◆ Stated problem
Lines containing the word "title" should be extracted in full.

── Given data ──

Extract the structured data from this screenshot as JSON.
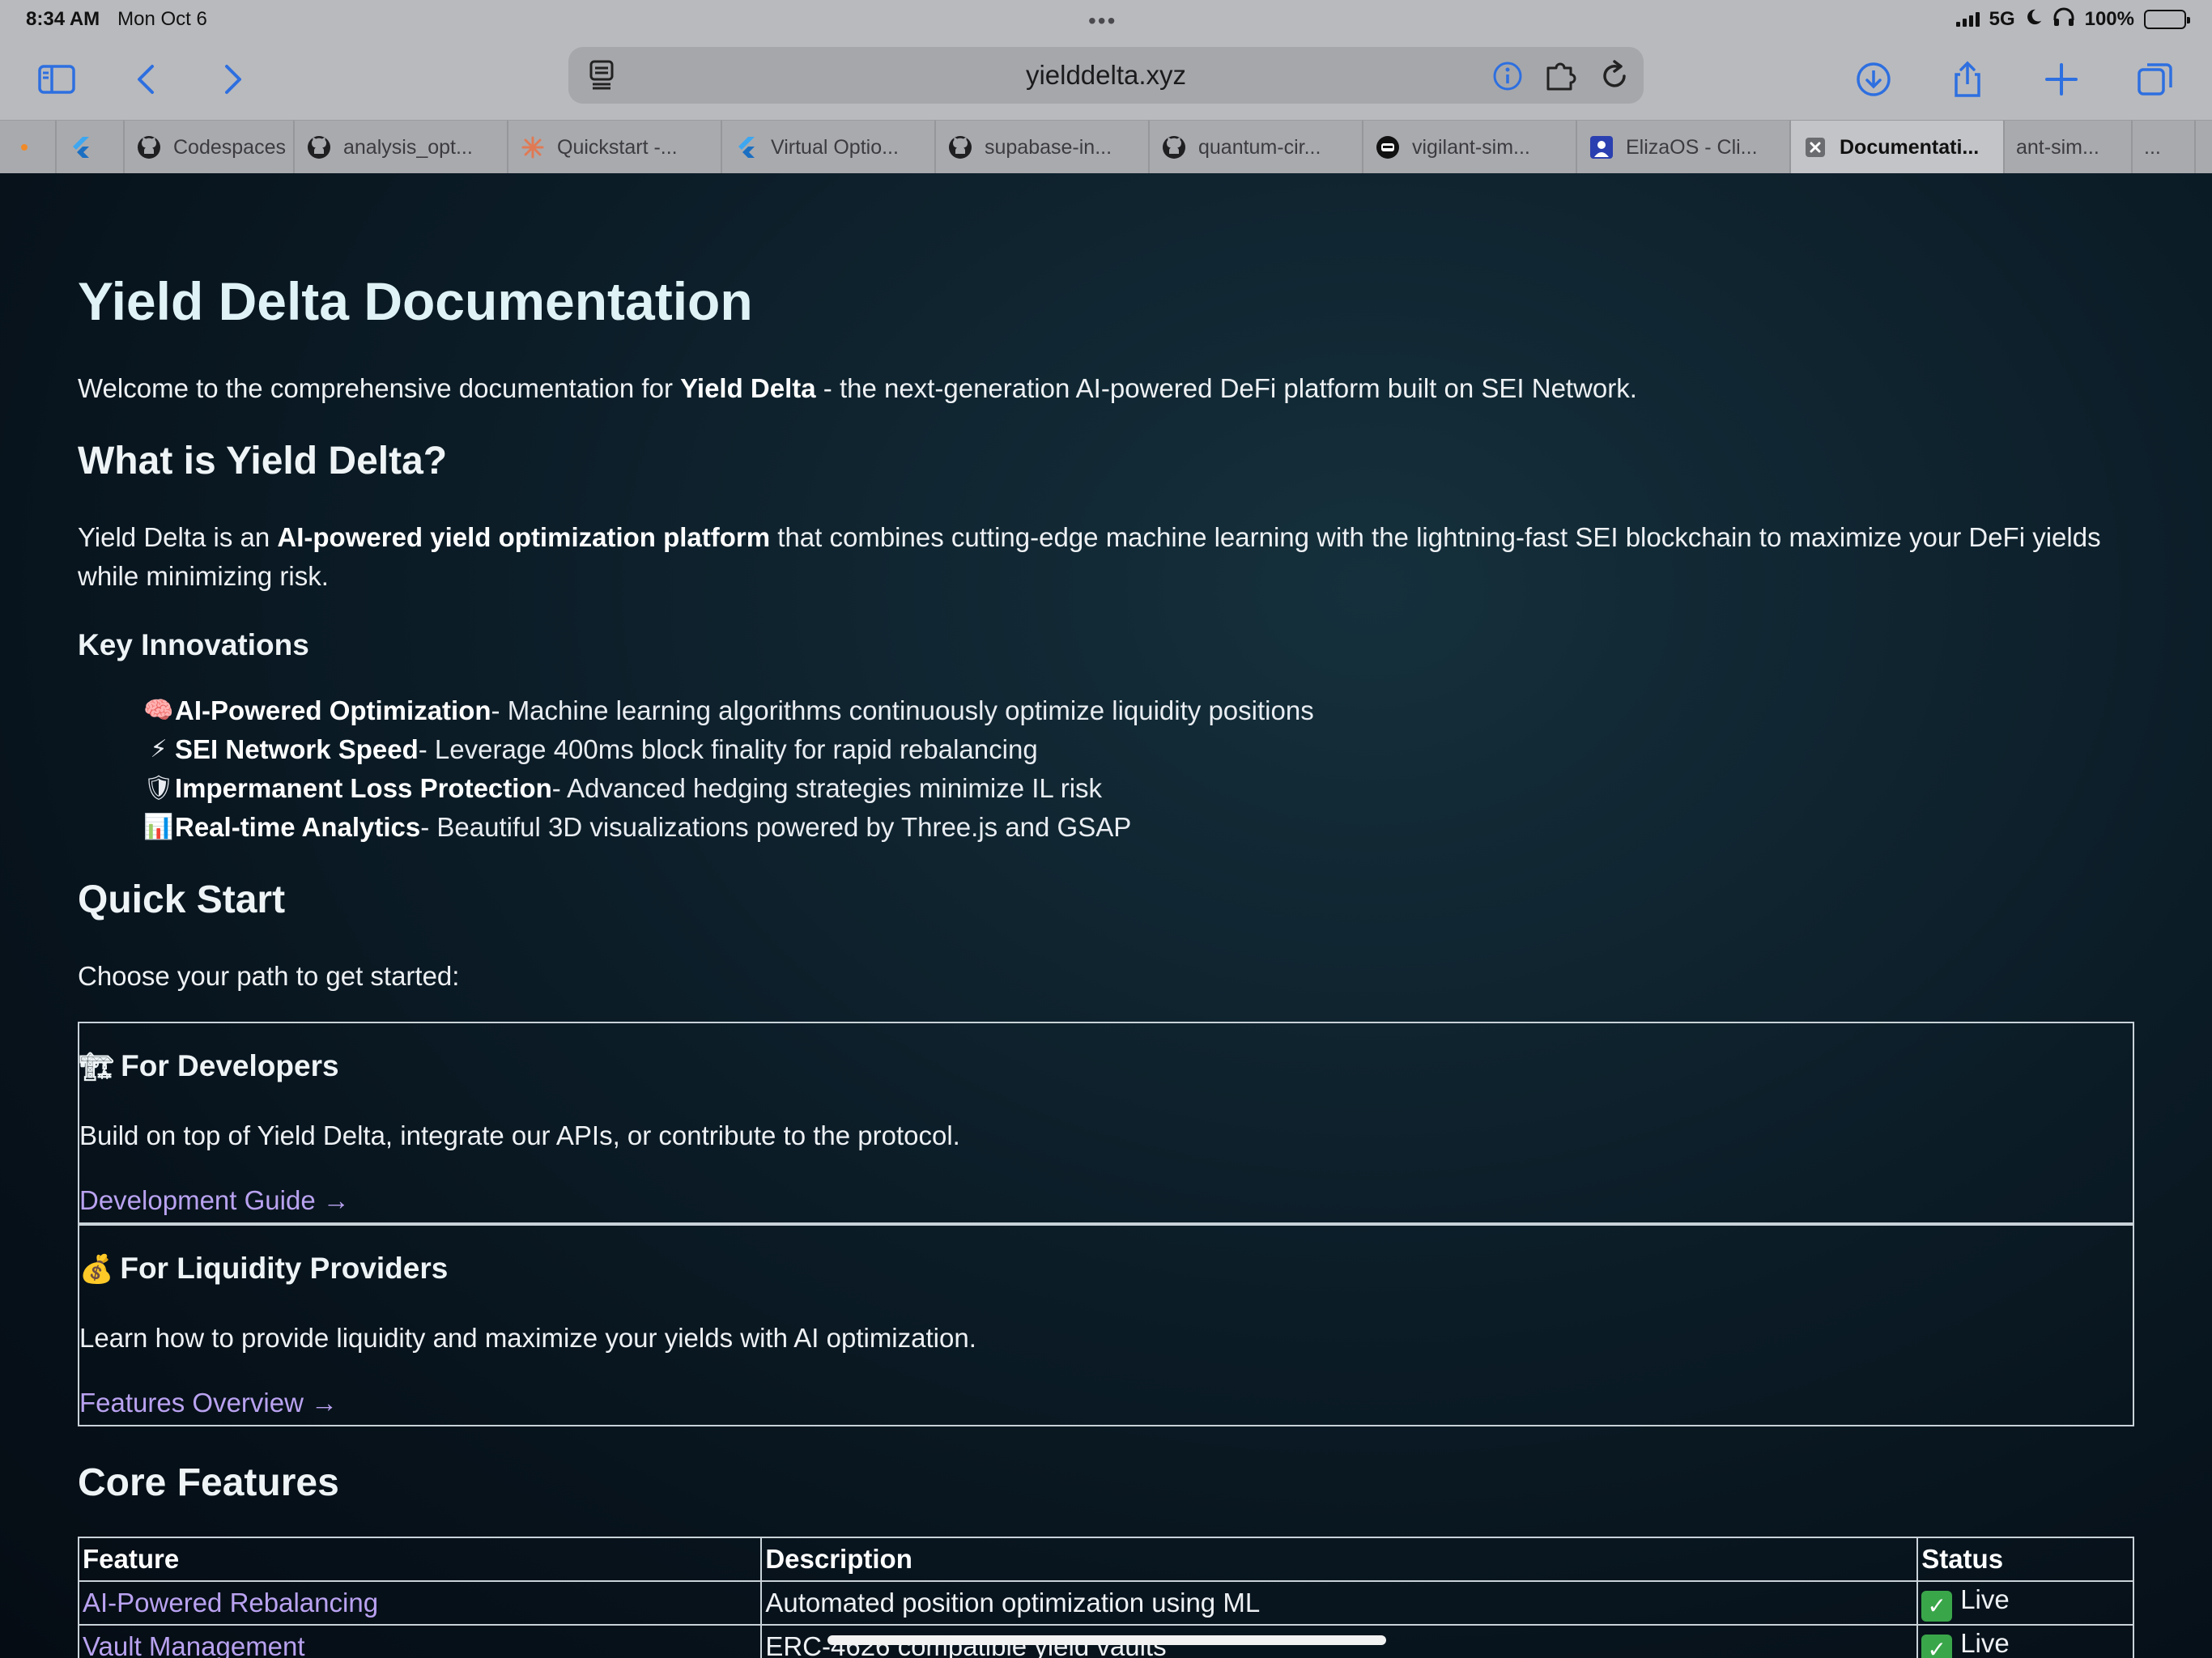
{
  "status_bar": {
    "time": "8:34 AM",
    "date": "Mon Oct 6",
    "network": "5G",
    "battery": "100%"
  },
  "toolbar": {
    "url": "yielddelta.xyz",
    "icons": [
      "sidebar-icon",
      "back-icon",
      "forward-icon",
      "reader-icon",
      "info-icon",
      "extension-icon",
      "reload-icon",
      "download-icon",
      "share-icon",
      "new-tab-icon",
      "tab-overview-icon"
    ]
  },
  "tabs": [
    {
      "label": "",
      "icon": "firefox-icon"
    },
    {
      "label": "",
      "icon": "flutter-icon"
    },
    {
      "label": "Codespaces",
      "icon": "github-icon"
    },
    {
      "label": "analysis_opt...",
      "icon": "github-icon"
    },
    {
      "label": "Quickstart -...",
      "icon": "claude-icon"
    },
    {
      "label": "Virtual Optio...",
      "icon": "flutter-icon"
    },
    {
      "label": "supabase-in...",
      "icon": "github-icon"
    },
    {
      "label": "quantum-cir...",
      "icon": "github-icon"
    },
    {
      "label": "vigilant-sim...",
      "icon": "robot-icon"
    },
    {
      "label": "ElizaOS - Cli...",
      "icon": "eliza-icon"
    },
    {
      "label": "Documentati...",
      "icon": "close-icon",
      "active": true
    },
    {
      "label": "ant-sim...",
      "icon": ""
    },
    {
      "label": "...",
      "icon": ""
    }
  ],
  "doc": {
    "title": "Yield Delta Documentation",
    "intro_prefix": "Welcome to the comprehensive documentation for ",
    "intro_bold": "Yield Delta",
    "intro_suffix": " - the next-generation AI-powered DeFi platform built on SEI Network.",
    "what_heading": "What is Yield Delta?",
    "what_prefix": "Yield Delta is an ",
    "what_bold": "AI-powered yield optimization platform",
    "what_suffix": " that combines cutting-edge machine learning with the lightning-fast SEI blockchain to maximize your DeFi yields while minimizing risk.",
    "innovations_heading": "Key Innovations",
    "innovations": [
      {
        "emoji": "🧠",
        "title": "AI-Powered Optimization",
        "text": "- Machine learning algorithms continuously optimize liquidity positions"
      },
      {
        "emoji": "⚡",
        "title": "SEI Network Speed",
        "text": "- Leverage 400ms block finality for rapid rebalancing"
      },
      {
        "emoji": "🛡",
        "title": "Impermanent Loss Protection",
        "text": "- Advanced hedging strategies minimize IL risk"
      },
      {
        "emoji": "📊",
        "title": "Real-time Analytics",
        "text": "- Beautiful 3D visualizations powered by Three.js and GSAP"
      }
    ],
    "quickstart_heading": "Quick Start",
    "quickstart_text": "Choose your path to get started:",
    "cards": [
      {
        "emoji": "🏗",
        "title": "For Developers",
        "text": "Build on top of Yield Delta, integrate our APIs, or contribute to the protocol.",
        "link": "Development Guide →"
      },
      {
        "emoji": "💰",
        "title": "For Liquidity Providers",
        "text": "Learn how to provide liquidity and maximize your yields with AI optimization.",
        "link": "Features Overview →"
      }
    ],
    "features_heading": "Core Features",
    "table": {
      "headers": [
        "Feature",
        "Description",
        "Status"
      ],
      "rows": [
        [
          "AI-Powered Rebalancing",
          "Automated position optimization using ML",
          "Live"
        ],
        [
          "Vault Management",
          "ERC-4626 compatible yield vaults",
          "Live"
        ]
      ]
    }
  }
}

───

◆ Response to the task
    "title": "Yield Delta Documentation",
        "title": "AI-Powered Optimization",
        "title": "SEI Network Speed",
        "title": "Impermanent Loss Protection",
        "title": "Real-time Analytics",
        "title": "For Developers",
        "title": "For Liquidity Providers",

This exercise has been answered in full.